● **REQUIRED WORK**: Below are entries. Pull out all lines containing "extincion".

● **RECORDS PROVIDED**:
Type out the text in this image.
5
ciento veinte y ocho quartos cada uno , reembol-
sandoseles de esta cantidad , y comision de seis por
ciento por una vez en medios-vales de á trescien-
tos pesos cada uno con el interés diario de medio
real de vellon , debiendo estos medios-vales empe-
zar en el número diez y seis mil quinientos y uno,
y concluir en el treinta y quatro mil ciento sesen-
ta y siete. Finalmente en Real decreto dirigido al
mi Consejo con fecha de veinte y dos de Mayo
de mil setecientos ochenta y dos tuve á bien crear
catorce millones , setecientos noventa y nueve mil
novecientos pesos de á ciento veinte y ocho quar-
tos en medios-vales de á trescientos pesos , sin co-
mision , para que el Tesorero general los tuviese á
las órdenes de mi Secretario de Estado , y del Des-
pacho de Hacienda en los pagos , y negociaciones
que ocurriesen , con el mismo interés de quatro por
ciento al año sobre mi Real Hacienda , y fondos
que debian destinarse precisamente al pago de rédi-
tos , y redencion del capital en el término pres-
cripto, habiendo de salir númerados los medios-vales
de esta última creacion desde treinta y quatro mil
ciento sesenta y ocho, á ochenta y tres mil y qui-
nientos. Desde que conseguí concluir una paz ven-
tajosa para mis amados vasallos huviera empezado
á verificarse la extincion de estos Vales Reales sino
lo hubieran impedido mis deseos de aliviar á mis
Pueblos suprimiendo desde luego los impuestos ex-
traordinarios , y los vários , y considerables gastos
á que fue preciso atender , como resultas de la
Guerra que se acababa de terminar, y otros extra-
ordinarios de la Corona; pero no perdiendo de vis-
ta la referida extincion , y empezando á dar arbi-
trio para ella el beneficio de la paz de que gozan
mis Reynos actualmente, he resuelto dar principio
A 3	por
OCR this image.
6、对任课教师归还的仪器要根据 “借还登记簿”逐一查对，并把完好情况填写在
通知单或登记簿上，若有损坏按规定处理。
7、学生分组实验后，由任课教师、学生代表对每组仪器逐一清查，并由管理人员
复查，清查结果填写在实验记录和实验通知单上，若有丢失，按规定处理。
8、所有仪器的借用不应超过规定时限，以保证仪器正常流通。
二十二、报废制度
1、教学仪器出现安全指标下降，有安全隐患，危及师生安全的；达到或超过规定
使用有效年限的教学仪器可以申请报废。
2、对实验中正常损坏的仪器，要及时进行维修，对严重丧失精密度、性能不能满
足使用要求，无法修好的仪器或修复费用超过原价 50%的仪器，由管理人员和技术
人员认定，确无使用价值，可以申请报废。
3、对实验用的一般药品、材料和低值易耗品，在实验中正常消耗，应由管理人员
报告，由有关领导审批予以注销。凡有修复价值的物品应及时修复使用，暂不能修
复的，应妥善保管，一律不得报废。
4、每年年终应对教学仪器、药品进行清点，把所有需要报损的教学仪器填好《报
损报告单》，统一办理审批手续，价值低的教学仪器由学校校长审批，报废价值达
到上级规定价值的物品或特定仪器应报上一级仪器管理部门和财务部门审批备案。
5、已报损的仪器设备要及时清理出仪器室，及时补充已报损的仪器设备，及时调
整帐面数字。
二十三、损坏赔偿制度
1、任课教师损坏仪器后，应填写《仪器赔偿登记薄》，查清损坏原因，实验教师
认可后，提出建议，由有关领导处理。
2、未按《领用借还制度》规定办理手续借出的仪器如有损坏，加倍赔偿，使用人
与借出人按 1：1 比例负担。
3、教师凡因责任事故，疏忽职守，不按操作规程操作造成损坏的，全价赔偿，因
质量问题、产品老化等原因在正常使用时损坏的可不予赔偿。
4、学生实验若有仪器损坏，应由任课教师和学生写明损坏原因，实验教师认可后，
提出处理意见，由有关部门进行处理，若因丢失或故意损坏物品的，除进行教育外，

● **EXERCISE SOLUTION**:
á verificarse la extincion de estos Vales Reales sino
ta la referida extincion , y empezando á dar arbi-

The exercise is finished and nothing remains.